[WHAT THIS TASK INVOLVES] Find each line with the string "below" and copy it.

[EXERCISE INPUT]

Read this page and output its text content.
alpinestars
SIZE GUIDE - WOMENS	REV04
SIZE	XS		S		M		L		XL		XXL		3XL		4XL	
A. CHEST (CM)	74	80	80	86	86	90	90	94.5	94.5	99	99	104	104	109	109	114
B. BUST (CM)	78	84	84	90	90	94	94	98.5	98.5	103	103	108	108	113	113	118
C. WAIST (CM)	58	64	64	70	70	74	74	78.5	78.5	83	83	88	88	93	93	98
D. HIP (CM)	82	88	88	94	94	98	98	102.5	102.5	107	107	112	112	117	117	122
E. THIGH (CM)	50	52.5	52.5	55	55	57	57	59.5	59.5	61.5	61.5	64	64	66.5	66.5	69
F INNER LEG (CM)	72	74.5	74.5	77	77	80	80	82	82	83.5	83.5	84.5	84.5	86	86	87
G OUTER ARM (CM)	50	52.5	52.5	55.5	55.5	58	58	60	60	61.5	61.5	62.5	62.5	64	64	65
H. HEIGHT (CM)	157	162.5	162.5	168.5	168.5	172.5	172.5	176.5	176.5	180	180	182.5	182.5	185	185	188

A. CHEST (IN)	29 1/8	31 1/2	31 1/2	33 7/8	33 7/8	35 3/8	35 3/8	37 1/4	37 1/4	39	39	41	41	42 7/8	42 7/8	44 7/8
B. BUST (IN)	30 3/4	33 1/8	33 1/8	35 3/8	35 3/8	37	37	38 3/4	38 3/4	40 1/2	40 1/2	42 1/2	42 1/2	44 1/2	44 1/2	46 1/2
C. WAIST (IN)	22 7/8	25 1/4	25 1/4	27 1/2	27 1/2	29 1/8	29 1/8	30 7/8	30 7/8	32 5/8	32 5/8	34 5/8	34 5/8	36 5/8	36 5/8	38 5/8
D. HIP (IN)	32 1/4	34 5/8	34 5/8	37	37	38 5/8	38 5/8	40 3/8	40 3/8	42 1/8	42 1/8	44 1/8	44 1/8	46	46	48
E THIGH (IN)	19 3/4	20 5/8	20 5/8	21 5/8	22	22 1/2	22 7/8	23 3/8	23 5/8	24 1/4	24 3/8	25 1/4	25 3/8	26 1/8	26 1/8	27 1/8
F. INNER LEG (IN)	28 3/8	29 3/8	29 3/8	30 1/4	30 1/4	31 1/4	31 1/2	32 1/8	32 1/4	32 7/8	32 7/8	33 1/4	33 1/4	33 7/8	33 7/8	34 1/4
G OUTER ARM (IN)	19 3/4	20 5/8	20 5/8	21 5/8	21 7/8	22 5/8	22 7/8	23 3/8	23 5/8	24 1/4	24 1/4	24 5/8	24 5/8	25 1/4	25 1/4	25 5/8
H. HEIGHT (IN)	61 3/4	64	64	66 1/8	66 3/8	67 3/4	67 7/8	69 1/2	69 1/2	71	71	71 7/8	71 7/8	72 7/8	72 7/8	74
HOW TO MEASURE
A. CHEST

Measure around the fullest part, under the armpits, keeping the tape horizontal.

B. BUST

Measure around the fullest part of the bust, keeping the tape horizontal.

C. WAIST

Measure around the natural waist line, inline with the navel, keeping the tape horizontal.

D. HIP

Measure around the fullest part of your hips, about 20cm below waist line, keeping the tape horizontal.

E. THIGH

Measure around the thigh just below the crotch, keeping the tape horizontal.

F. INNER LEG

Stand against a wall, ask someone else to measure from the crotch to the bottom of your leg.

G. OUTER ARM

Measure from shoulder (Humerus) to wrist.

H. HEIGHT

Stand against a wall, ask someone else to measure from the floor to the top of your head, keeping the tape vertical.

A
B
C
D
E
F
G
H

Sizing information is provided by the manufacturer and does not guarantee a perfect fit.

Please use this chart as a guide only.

[RESULT FOR THIS TASK]
Measure around the fullest part of your hips, about 20cm below waist line, keeping the tape horizontal.
Measure around the thigh just below the crotch, keeping the tape horizontal.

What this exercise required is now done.